Items listed in a dataset:
==================================================
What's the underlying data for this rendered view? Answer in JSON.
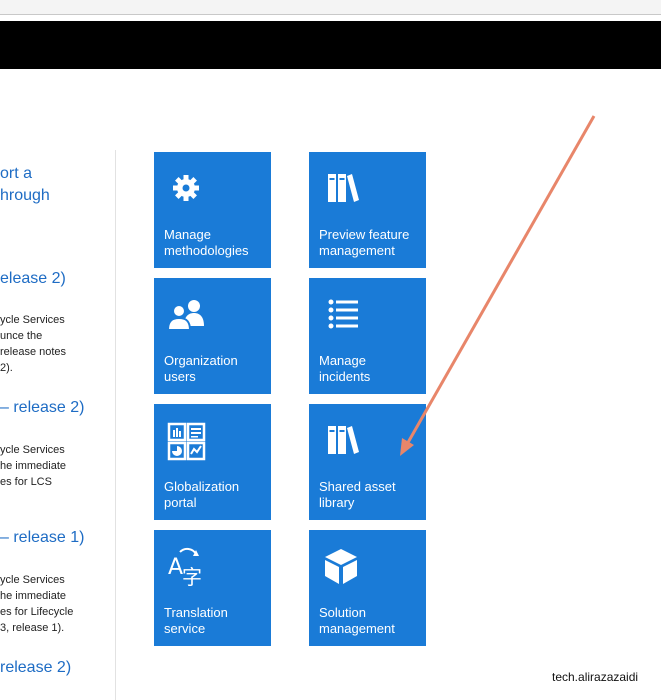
{
  "left_panel": {
    "links": [
      "ort a",
      "hrough",
      "elease 2)",
      "– release 2)",
      "– release 1)",
      "release 2)"
    ],
    "note1": [
      "ycle Services",
      "unce the",
      "release notes",
      "2)."
    ],
    "note2": [
      "ycle Services",
      "he immediate",
      "es for LCS"
    ],
    "note3": [
      "ycle Services",
      "he immediate",
      "es for Lifecycle",
      "3, release 1)."
    ]
  },
  "tiles": [
    {
      "icon": "gear-icon",
      "lines": [
        "Manage",
        "methodologies"
      ]
    },
    {
      "icon": "books-icon",
      "lines": [
        "Preview feature",
        "management"
      ]
    },
    {
      "icon": "users-icon",
      "lines": [
        "Organization",
        "users"
      ]
    },
    {
      "icon": "list-icon",
      "lines": [
        "Manage",
        "incidents"
      ]
    },
    {
      "icon": "globalization-icon",
      "lines": [
        "Globalization",
        "portal"
      ]
    },
    {
      "icon": "books-icon",
      "lines": [
        "Shared asset",
        "library"
      ]
    },
    {
      "icon": "translate-icon",
      "lines": [
        "Translation",
        "service"
      ]
    },
    {
      "icon": "package-icon",
      "lines": [
        "Solution",
        "management"
      ]
    }
  ],
  "watermark": "tech.alirazazaidi",
  "colors": {
    "tile": "#1a7bd7",
    "link": "#1e6cc4",
    "arrow": "#e8866a"
  }
}
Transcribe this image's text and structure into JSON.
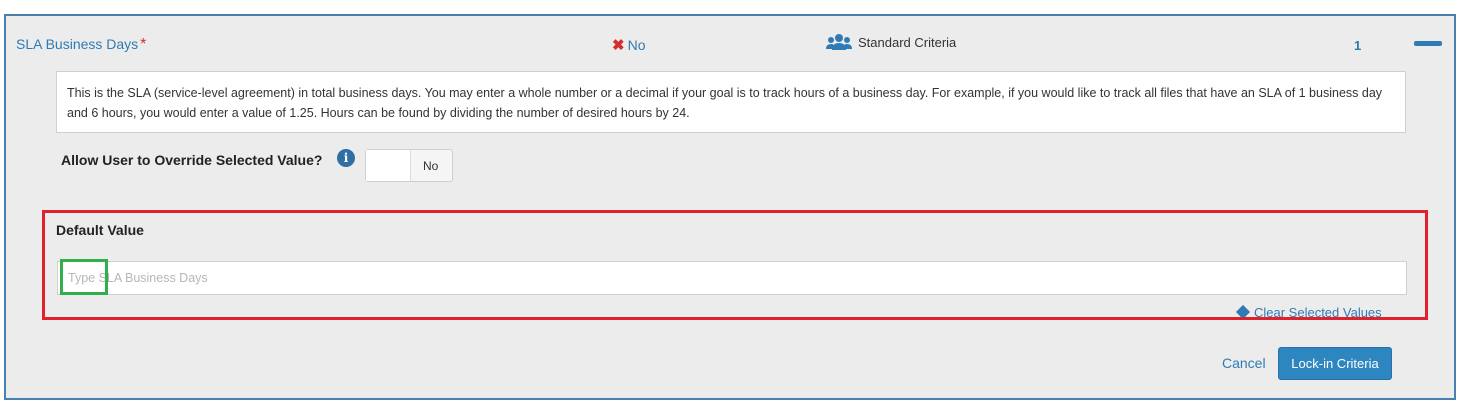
{
  "header": {
    "title": "SLA Business Days",
    "required_marker": "*",
    "status_icon": "x-icon",
    "status_text": "No",
    "criteria_icon": "users-icon",
    "criteria_label": "Standard Criteria",
    "count": "1",
    "collapse_icon": "minus-icon"
  },
  "description": "This is the SLA (service-level agreement) in total business days. You may enter a whole number or a decimal if your goal is to track hours of a business day. For example, if you would like to track all files that have an SLA of 1 business day and 6 hours, you would enter a value of 1.25. Hours can be found by dividing the number of desired hours by 24.",
  "override": {
    "label": "Allow User to Override Selected Value?",
    "info_icon": "info-icon",
    "toggle_value": "No"
  },
  "default_value": {
    "label": "Default Value",
    "placeholder": "Type SLA Business Days",
    "value": "",
    "clear_label": "Clear Selected Values"
  },
  "actions": {
    "cancel_label": "Cancel",
    "lockin_label": "Lock-in Criteria"
  },
  "colors": {
    "accent": "#2f7bb5",
    "required": "#d32f2f",
    "highlight_red": "#e0202a",
    "highlight_green": "#2fb04a",
    "button_bg": "#2e86c1"
  }
}
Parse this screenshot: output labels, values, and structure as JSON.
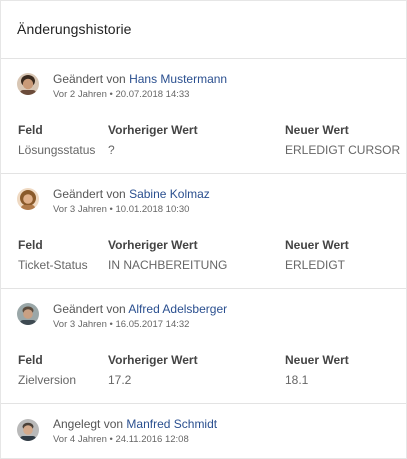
{
  "title": "Änderungshistorie",
  "entries": [
    {
      "action": "Geändert von",
      "author": "Hans Mustermann",
      "relative": "Vor 2 Jahren",
      "timestamp": "20.07.2018 14:33",
      "avatar_hair": "#3a2a1e",
      "avatar_skin": "#c99a78",
      "avatar_bg": "#d8c6b4",
      "headers": [
        "Feld",
        "Vorheriger Wert",
        "Neuer Wert"
      ],
      "field": "Lösungsstatus",
      "old": "?",
      "new": "ERLEDIGT CURSOR"
    },
    {
      "action": "Geändert von",
      "author": "Sabine Kolmaz",
      "relative": "Vor 3 Jahren",
      "timestamp": "10.01.2018 10:30",
      "avatar_hair": "#8a5a2b",
      "avatar_skin": "#e0b08a",
      "avatar_bg": "#efd9c2",
      "headers": [
        "Feld",
        "Vorheriger Wert",
        "Neuer Wert"
      ],
      "field": "Ticket-Status",
      "old": "IN NACHBEREITUNG",
      "new": "ERLEDIGT"
    },
    {
      "action": "Geändert von",
      "author": "Alfred Adelsberger",
      "relative": "Vor 3 Jahren",
      "timestamp": "16.05.2017 14:32",
      "avatar_hair": "#5a4a3c",
      "avatar_skin": "#c9a083",
      "avatar_bg": "#9aa7a8",
      "headers": [
        "Feld",
        "Vorheriger Wert",
        "Neuer Wert"
      ],
      "field": "Zielversion",
      "old": "17.2",
      "new": "18.1"
    },
    {
      "action": "Angelegt von",
      "author": "Manfred Schmidt",
      "relative": "Vor 4 Jahren",
      "timestamp": "24.11.2016 12:08",
      "avatar_hair": "#4a4038",
      "avatar_skin": "#d4aa8c",
      "avatar_bg": "#b9b9b9"
    }
  ],
  "colors": {
    "link": "#2a4f8f",
    "divider": "#e3e3e3"
  },
  "meta_separator": "•"
}
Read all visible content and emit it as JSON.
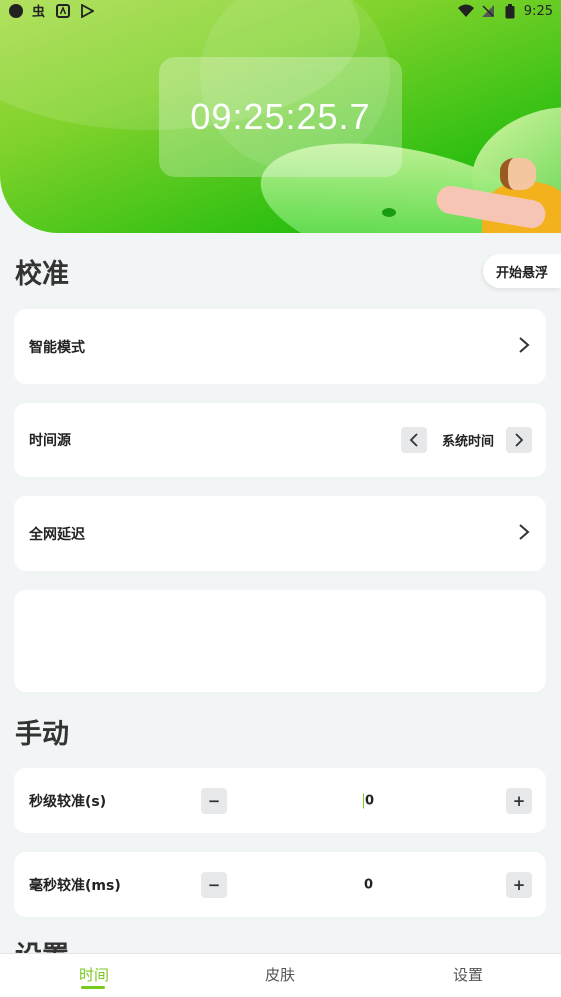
{
  "status_bar": {
    "time": "9:25",
    "left_icons": [
      "circle-icon",
      "bug-icon",
      "a-square-icon",
      "play-store-icon"
    ],
    "right_icons": [
      "wifi-icon",
      "no-signal-icon",
      "battery-icon"
    ]
  },
  "hero": {
    "clock": "09:25:25.7"
  },
  "calibration": {
    "title": "校准",
    "float_button": "开始悬浮",
    "smart_mode": {
      "label": "智能模式"
    },
    "time_source": {
      "label": "时间源",
      "value": "系统时间"
    },
    "network_delay": {
      "label": "全网延迟"
    }
  },
  "manual": {
    "title": "手动",
    "seconds": {
      "label": "秒级较准(s)",
      "value": "0",
      "minus": "−",
      "plus": "+"
    },
    "millis": {
      "label": "毫秒较准(ms)",
      "value": "0",
      "minus": "−",
      "plus": "+"
    }
  },
  "settings_peek": {
    "title": "设置"
  },
  "bottom_nav": {
    "items": [
      {
        "label": "时间",
        "active": true
      },
      {
        "label": "皮肤",
        "active": false
      },
      {
        "label": "设置",
        "active": false
      }
    ],
    "accent": "#7ac91f"
  },
  "colors": {
    "hero_green": "#2fbf12",
    "background": "#f2f5f6"
  }
}
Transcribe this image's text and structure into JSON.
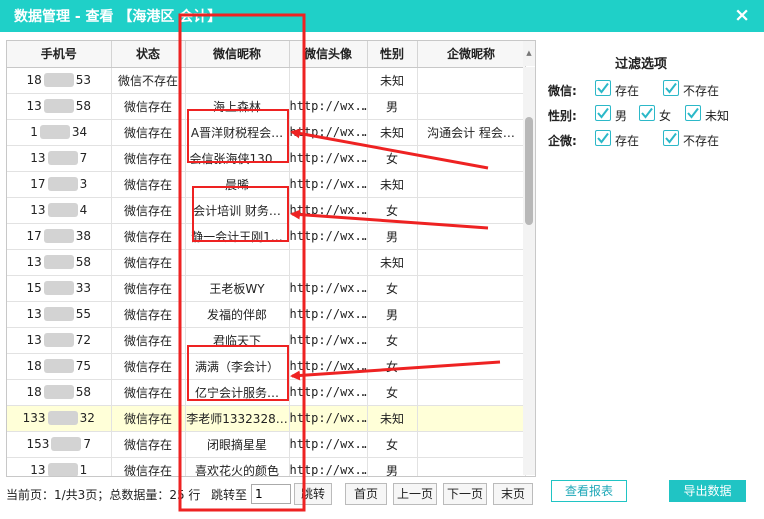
==================================================
#### [TASK REQUIREMENTS]
Every line above should be returned exactly; the pictures stay out.

#### [ANSWER]
What's the underlying data for this rendered view? Answer in JSON.
{
  "left_panel": {
    "links": [
      "ort a",
      "hrough",
      "elease 2)",
      "– release 2)",
      "– release 1)",
      "release 2)"
    ],
    "note1": [
      "ycle Services",
      "unce the",
      "release notes",
      "2)."
    ],
    "note2": [
      "ycle Services",
      "he immediate",
      "es for LCS"
    ],
    "note3": [
      "ycle Services",
      "he immediate",
      "es for Lifecycle",
      "3, release 1)."
    ]
  },
  "tiles": [
    {
      "icon": "gear-icon",
      "lines": [
        "Manage",
        "methodologies"
      ]
    },
    {
      "icon": "books-icon",
      "lines": [
        "Preview feature",
        "management"
      ]
    },
    {
      "icon": "users-icon",
      "lines": [
        "Organization",
        "users"
      ]
    },
    {
      "icon": "list-icon",
      "lines": [
        "Manage",
        "incidents"
      ]
    },
    {
      "icon": "globalization-icon",
      "lines": [
        "Globalization",
        "portal"
      ]
    },
    {
      "icon": "books-icon",
      "lines": [
        "Shared asset",
        "library"
      ]
    },
    {
      "icon": "translate-icon",
      "lines": [
        "Translation",
        "service"
      ]
    },
    {
      "icon": "package-icon",
      "lines": [
        "Solution",
        "management"
      ]
    }
  ],
  "watermark": "tech.alirazazaidi",
  "colors": {
    "tile": "#1a7bd7",
    "link": "#1e6cc4",
    "arrow": "#e8866a"
  }
}
Transcribe this image's text and structure into JSON.
{
  "header": {
    "title": "SLA Business Days",
    "required_marker": "*",
    "status_icon": "x-icon",
    "status_text": "No",
    "criteria_icon": "users-icon",
    "criteria_label": "Standard Criteria",
    "count": "1",
    "collapse_icon": "minus-icon"
  },
  "description": "This is the SLA (service-level agreement) in total business days. You may enter a whole number or a decimal if your goal is to track hours of a business day. For example, if you would like to track all files that have an SLA of 1 business day and 6 hours, you would enter a value of 1.25. Hours can be found by dividing the number of desired hours by 24.",
  "override": {
    "label": "Allow User to Override Selected Value?",
    "info_icon": "info-icon",
    "toggle_value": "No"
  },
  "default_value": {
    "label": "Default Value",
    "placeholder": "Type SLA Business Days",
    "value": "",
    "clear_label": "Clear Selected Values"
  },
  "actions": {
    "cancel_label": "Cancel",
    "lockin_label": "Lock-in Criteria"
  },
  "colors": {
    "accent": "#2f7bb5",
    "required": "#d32f2f",
    "highlight_red": "#e0202a",
    "highlight_green": "#2fb04a",
    "button_bg": "#2e86c1"
  }
}
Parse this screenshot: output labels, values, and structure as JSON.
{
  "title": "Änderungshistorie",
  "entries": [
    {
      "action": "Geändert von",
      "author": "Hans Mustermann",
      "relative": "Vor 2 Jahren",
      "timestamp": "20.07.2018 14:33",
      "avatar_hair": "#3a2a1e",
      "avatar_skin": "#c99a78",
      "avatar_bg": "#d8c6b4",
      "headers": [
        "Feld",
        "Vorheriger Wert",
        "Neuer Wert"
      ],
      "field": "Lösungsstatus",
      "old": "?",
      "new": "ERLEDIGT CURSOR"
    },
    {
      "action": "Geändert von",
      "author": "Sabine Kolmaz",
      "relative": "Vor 3 Jahren",
      "timestamp": "10.01.2018 10:30",
      "avatar_hair": "#8a5a2b",
      "avatar_skin": "#e0b08a",
      "avatar_bg": "#efd9c2",
      "headers": [
        "Feld",
        "Vorheriger Wert",
        "Neuer Wert"
      ],
      "field": "Ticket-Status",
      "old": "IN NACHBEREITUNG",
      "new": "ERLEDIGT"
    },
    {
      "action": "Geändert von",
      "author": "Alfred Adelsberger",
      "relative": "Vor 3 Jahren",
      "timestamp": "16.05.2017 14:32",
      "avatar_hair": "#5a4a3c",
      "avatar_skin": "#c9a083",
      "avatar_bg": "#9aa7a8",
      "headers": [
        "Feld",
        "Vorheriger Wert",
        "Neuer Wert"
      ],
      "field": "Zielversion",
      "old": "17.2",
      "new": "18.1"
    },
    {
      "action": "Angelegt von",
      "author": "Manfred Schmidt",
      "relative": "Vor 4 Jahren",
      "timestamp": "24.11.2016 12:08",
      "avatar_hair": "#4a4038",
      "avatar_skin": "#d4aa8c",
      "avatar_bg": "#b9b9b9"
    }
  ],
  "colors": {
    "link": "#2a4f8f",
    "divider": "#e3e3e3"
  },
  "meta_separator": "•"
}
Read all visible content and emit it as JSON.
{
  "status_bar": {
    "time": "9:25",
    "left_icons": [
      "circle-icon",
      "bug-icon",
      "a-square-icon",
      "play-store-icon"
    ],
    "right_icons": [
      "wifi-icon",
      "no-signal-icon",
      "battery-icon"
    ]
  },
  "hero": {
    "clock": "09:25:25.7"
  },
  "calibration": {
    "title": "校准",
    "float_button": "开始悬浮",
    "smart_mode": {
      "label": "智能模式"
    },
    "time_source": {
      "label": "时间源",
      "value": "系统时间"
    },
    "network_delay": {
      "label": "全网延迟"
    }
  },
  "manual": {
    "title": "手动",
    "seconds": {
      "label": "秒级较准(s)",
      "value": "0",
      "minus": "−",
      "plus": "+"
    },
    "millis": {
      "label": "毫秒较准(ms)",
      "value": "0",
      "minus": "−",
      "plus": "+"
    }
  },
  "settings_peek": {
    "title": "设置"
  },
  "bottom_nav": {
    "items": [
      {
        "label": "时间",
        "active": true
      },
      {
        "label": "皮肤",
        "active": false
      },
      {
        "label": "设置",
        "active": false
      }
    ],
    "accent": "#7ac91f"
  },
  "colors": {
    "hero_green": "#2fbf12",
    "background": "#f2f5f6"
  }
}
Transcribe this image's text and structure into JSON.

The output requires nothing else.